**EXERCISE DETAILS**
Extract all data as written.

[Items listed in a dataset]
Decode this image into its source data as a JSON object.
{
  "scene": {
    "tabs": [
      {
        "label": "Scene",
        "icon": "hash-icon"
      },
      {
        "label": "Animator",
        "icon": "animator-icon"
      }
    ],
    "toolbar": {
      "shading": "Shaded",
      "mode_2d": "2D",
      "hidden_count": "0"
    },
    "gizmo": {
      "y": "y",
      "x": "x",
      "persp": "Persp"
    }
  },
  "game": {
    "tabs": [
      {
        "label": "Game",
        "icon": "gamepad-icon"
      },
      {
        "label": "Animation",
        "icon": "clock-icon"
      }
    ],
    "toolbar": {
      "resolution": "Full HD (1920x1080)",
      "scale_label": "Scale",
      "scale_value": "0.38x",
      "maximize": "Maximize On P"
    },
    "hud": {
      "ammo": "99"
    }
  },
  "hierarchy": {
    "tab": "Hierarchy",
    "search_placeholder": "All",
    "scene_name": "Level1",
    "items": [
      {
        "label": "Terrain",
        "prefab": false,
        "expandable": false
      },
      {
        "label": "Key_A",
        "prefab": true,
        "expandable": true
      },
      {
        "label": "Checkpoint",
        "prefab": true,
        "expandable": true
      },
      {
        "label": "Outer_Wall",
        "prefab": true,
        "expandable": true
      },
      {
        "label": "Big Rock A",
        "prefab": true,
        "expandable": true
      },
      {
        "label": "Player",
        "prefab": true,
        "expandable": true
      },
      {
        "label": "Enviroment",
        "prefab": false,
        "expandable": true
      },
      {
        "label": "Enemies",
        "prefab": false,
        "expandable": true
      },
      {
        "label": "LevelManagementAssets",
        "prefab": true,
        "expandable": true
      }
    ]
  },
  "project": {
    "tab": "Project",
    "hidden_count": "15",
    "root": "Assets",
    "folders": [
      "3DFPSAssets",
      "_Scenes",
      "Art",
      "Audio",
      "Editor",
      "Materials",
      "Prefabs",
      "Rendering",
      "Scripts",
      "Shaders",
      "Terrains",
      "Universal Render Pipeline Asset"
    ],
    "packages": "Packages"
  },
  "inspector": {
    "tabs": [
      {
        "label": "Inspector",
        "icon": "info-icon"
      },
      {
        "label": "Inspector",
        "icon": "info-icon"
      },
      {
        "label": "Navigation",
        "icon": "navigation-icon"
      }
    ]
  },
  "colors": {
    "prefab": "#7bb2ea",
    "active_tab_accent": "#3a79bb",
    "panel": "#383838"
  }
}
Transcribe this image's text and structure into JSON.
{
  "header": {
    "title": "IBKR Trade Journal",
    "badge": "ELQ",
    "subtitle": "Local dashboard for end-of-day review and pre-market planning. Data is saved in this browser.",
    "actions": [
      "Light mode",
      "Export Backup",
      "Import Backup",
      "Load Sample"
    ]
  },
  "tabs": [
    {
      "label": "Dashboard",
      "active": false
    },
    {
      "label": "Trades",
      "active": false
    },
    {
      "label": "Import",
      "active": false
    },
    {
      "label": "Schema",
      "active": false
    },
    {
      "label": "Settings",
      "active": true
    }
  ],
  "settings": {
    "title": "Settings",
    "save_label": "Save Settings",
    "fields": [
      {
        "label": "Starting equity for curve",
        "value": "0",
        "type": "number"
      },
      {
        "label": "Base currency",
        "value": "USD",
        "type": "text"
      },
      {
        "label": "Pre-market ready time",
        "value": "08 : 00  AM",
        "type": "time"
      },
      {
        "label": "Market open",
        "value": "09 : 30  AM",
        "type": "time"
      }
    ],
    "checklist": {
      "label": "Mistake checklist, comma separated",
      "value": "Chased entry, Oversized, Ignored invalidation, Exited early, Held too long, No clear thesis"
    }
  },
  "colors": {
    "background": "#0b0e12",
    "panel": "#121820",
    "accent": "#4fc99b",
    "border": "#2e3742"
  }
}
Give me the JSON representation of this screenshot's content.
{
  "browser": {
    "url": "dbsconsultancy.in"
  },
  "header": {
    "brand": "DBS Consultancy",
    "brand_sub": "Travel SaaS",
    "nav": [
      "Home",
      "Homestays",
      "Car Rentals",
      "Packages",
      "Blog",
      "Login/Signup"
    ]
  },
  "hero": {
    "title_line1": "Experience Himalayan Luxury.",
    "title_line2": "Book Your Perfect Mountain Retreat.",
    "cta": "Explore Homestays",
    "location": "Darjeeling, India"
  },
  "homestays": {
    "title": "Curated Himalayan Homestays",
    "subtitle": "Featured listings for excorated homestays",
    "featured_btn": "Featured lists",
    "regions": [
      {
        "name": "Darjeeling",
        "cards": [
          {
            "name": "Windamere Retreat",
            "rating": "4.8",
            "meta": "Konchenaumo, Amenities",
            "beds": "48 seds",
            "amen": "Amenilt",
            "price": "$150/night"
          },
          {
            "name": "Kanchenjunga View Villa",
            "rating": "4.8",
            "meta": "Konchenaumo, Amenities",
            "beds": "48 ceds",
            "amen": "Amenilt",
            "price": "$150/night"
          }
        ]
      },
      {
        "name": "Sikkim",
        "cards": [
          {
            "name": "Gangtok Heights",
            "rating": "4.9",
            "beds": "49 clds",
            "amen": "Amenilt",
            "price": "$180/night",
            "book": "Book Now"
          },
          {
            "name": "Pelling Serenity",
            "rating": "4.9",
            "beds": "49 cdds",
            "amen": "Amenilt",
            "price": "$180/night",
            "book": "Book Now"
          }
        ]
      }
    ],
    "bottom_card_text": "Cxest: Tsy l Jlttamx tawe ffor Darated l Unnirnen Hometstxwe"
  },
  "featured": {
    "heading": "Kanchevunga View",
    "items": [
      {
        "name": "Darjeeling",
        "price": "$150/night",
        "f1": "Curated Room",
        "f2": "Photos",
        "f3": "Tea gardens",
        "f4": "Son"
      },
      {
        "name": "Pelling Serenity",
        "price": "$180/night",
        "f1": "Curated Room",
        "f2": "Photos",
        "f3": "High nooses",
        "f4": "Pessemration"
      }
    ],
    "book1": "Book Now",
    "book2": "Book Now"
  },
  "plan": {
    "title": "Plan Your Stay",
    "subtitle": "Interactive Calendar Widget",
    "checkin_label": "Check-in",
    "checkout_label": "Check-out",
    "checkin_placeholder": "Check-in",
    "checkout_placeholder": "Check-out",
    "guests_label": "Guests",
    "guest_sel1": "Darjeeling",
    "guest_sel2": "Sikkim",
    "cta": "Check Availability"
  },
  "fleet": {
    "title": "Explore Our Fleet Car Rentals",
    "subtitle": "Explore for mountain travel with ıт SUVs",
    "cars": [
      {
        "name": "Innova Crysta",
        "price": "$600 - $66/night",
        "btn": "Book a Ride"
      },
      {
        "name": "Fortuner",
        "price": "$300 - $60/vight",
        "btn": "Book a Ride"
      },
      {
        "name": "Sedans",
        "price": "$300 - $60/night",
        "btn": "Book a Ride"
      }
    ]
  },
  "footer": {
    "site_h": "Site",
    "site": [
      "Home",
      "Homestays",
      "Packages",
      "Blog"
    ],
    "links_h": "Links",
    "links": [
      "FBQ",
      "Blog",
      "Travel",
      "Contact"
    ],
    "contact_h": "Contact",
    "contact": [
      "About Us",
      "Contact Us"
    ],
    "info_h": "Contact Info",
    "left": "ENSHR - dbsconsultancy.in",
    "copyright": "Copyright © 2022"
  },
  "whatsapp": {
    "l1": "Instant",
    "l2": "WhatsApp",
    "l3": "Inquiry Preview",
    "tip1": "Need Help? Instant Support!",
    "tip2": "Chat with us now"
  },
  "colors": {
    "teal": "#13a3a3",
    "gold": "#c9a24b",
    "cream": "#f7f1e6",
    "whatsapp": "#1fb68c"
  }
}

**SOLUTION**
Decode this image into its source data as a JSON object.
{
  "scene": {
    "tabs": [
      {
        "label": "Scene",
        "icon": "hash-icon"
      },
      {
        "label": "Animator",
        "icon": "animator-icon"
      }
    ],
    "toolbar": {
      "shading": "Shaded",
      "mode_2d": "2D",
      "hidden_count": "0"
    },
    "gizmo": {
      "y": "y",
      "x": "x",
      "persp": "Persp"
    }
  },
  "game": {
    "tabs": [
      {
        "label": "Game",
        "icon": "gamepad-icon"
      },
      {
        "label": "Animation",
        "icon": "clock-icon"
      }
    ],
    "toolbar": {
      "resolution": "Full HD (1920x1080)",
      "scale_label": "Scale",
      "scale_value": "0.38x",
      "maximize": "Maximize On P"
    },
    "hud": {
      "ammo": "99"
    }
  },
  "hierarchy": {
    "tab": "Hierarchy",
    "search_placeholder": "All",
    "scene_name": "Level1",
    "items": [
      {
        "label": "Terrain",
        "prefab": false,
        "expandable": false
      },
      {
        "label": "Key_A",
        "prefab": true,
        "expandable": true
      },
      {
        "label": "Checkpoint",
        "prefab": true,
        "expandable": true
      },
      {
        "label": "Outer_Wall",
        "prefab": true,
        "expandable": true
      },
      {
        "label": "Big Rock A",
        "prefab": true,
        "expandable": true
      },
      {
        "label": "Player",
        "prefab": true,
        "expandable": true
      },
      {
        "label": "Enviroment",
        "prefab": false,
        "expandable": true
      },
      {
        "label": "Enemies",
        "prefab": false,
        "expandable": true
      },
      {
        "label": "LevelManagementAssets",
        "prefab": true,
        "expandable": true
      }
    ]
  },
  "project": {
    "tab": "Project",
    "hidden_count": "15",
    "root": "Assets",
    "folders": [
      "3DFPSAssets",
      "_Scenes",
      "Art",
      "Audio",
      "Editor",
      "Materials",
      "Prefabs",
      "Rendering",
      "Scripts",
      "Shaders",
      "Terrains",
      "Universal Render Pipeline Asset"
    ],
    "packages": "Packages"
  },
  "inspector": {
    "tabs": [
      {
        "label": "Inspector",
        "icon": "info-icon"
      },
      {
        "label": "Inspector",
        "icon": "info-icon"
      },
      {
        "label": "Navigation",
        "icon": "navigation-icon"
      }
    ]
  },
  "colors": {
    "prefab": "#7bb2ea",
    "active_tab_accent": "#3a79bb",
    "panel": "#383838"
  }
}
Transcribe this image's text and structure into JSON.
{
  "header": {
    "title": "IBKR Trade Journal",
    "badge": "ELQ",
    "subtitle": "Local dashboard for end-of-day review and pre-market planning. Data is saved in this browser.",
    "actions": [
      "Light mode",
      "Export Backup",
      "Import Backup",
      "Load Sample"
    ]
  },
  "tabs": [
    {
      "label": "Dashboard",
      "active": false
    },
    {
      "label": "Trades",
      "active": false
    },
    {
      "label": "Import",
      "active": false
    },
    {
      "label": "Schema",
      "active": false
    },
    {
      "label": "Settings",
      "active": true
    }
  ],
  "settings": {
    "title": "Settings",
    "save_label": "Save Settings",
    "fields": [
      {
        "label": "Starting equity for curve",
        "value": "0",
        "type": "number"
      },
      {
        "label": "Base currency",
        "value": "USD",
        "type": "text"
      },
      {
        "label": "Pre-market ready time",
        "value": "08 : 00  AM",
        "type": "time"
      },
      {
        "label": "Market open",
        "value": "09 : 30  AM",
        "type": "time"
      }
    ],
    "checklist": {
      "label": "Mistake checklist, comma separated",
      "value": "Chased entry, Oversized, Ignored invalidation, Exited early, Held too long, No clear thesis"
    }
  },
  "colors": {
    "background": "#0b0e12",
    "panel": "#121820",
    "accent": "#4fc99b",
    "border": "#2e3742"
  }
}
Give me the JSON representation of this screenshot's content.
{
  "browser": {
    "url": "dbsconsultancy.in"
  },
  "header": {
    "brand": "DBS Consultancy",
    "brand_sub": "Travel SaaS",
    "nav": [
      "Home",
      "Homestays",
      "Car Rentals",
      "Packages",
      "Blog",
      "Login/Signup"
    ]
  },
  "hero": {
    "title_line1": "Experience Himalayan Luxury.",
    "title_line2": "Book Your Perfect Mountain Retreat.",
    "cta": "Explore Homestays",
    "location": "Darjeeling, India"
  },
  "homestays": {
    "title": "Curated Himalayan Homestays",
    "subtitle": "Featured listings for excorated homestays",
    "featured_btn": "Featured lists",
    "regions": [
      {
        "name": "Darjeeling",
        "cards": [
          {
            "name": "Windamere Retreat",
            "rating": "4.8",
            "meta": "Konchenaumo, Amenities",
            "beds": "48 seds",
            "amen": "Amenilt",
            "price": "$150/night"
          },
          {
            "name": "Kanchenjunga View Villa",
            "rating": "4.8",
            "meta": "Konchenaumo, Amenities",
            "beds": "48 ceds",
            "amen": "Amenilt",
            "price": "$150/night"
          }
        ]
      },
      {
        "name": "Sikkim",
        "cards": [
          {
            "name": "Gangtok Heights",
            "rating": "4.9",
            "beds": "49 clds",
            "amen": "Amenilt",
            "price": "$180/night",
            "book": "Book Now"
          },
          {
            "name": "Pelling Serenity",
            "rating": "4.9",
            "beds": "49 cdds",
            "amen": "Amenilt",
            "price": "$180/night",
            "book": "Book Now"
          }
        ]
      }
    ],
    "bottom_card_text": "Cxest: Tsy l Jlttamx tawe ffor Darated l Unnirnen Hometstxwe"
  },
  "featured": {
    "heading": "Kanchevunga View",
    "items": [
      {
        "name": "Darjeeling",
        "price": "$150/night",
        "f1": "Curated Room",
        "f2": "Photos",
        "f3": "Tea gardens",
        "f4": "Son"
      },
      {
        "name": "Pelling Serenity",
        "price": "$180/night",
        "f1": "Curated Room",
        "f2": "Photos",
        "f3": "High nooses",
        "f4": "Pessemration"
      }
    ],
    "book1": "Book Now",
    "book2": "Book Now"
  },
  "plan": {
    "title": "Plan Your Stay",
    "subtitle": "Interactive Calendar Widget",
    "checkin_label": "Check-in",
    "checkout_label": "Check-out",
    "checkin_placeholder": "Check-in",
    "checkout_placeholder": "Check-out",
    "guests_label": "Guests",
    "guest_sel1": "Darjeeling",
    "guest_sel2": "Sikkim",
    "cta": "Check Availability"
  },
  "fleet": {
    "title": "Explore Our Fleet Car Rentals",
    "subtitle": "Explore for mountain travel with ıт SUVs",
    "cars": [
      {
        "name": "Innova Crysta",
        "price": "$600 - $66/night",
        "btn": "Book a Ride"
      },
      {
        "name": "Fortuner",
        "price": "$300 - $60/vight",
        "btn": "Book a Ride"
      },
      {
        "name": "Sedans",
        "price": "$300 - $60/night",
        "btn": "Book a Ride"
      }
    ]
  },
  "footer": {
    "site_h": "Site",
    "site": [
      "Home",
      "Homestays",
      "Packages",
      "Blog"
    ],
    "links_h": "Links",
    "links": [
      "FBQ",
      "Blog",
      "Travel",
      "Contact"
    ],
    "contact_h": "Contact",
    "contact": [
      "About Us",
      "Contact Us"
    ],
    "info_h": "Contact Info",
    "left": "ENSHR - dbsconsultancy.in",
    "copyright": "Copyright © 2022"
  },
  "whatsapp": {
    "l1": "Instant",
    "l2": "WhatsApp",
    "l3": "Inquiry Preview",
    "tip1": "Need Help? Instant Support!",
    "tip2": "Chat with us now"
  },
  "colors": {
    "teal": "#13a3a3",
    "gold": "#c9a24b",
    "cream": "#f7f1e6",
    "whatsapp": "#1fb68c"
  }
}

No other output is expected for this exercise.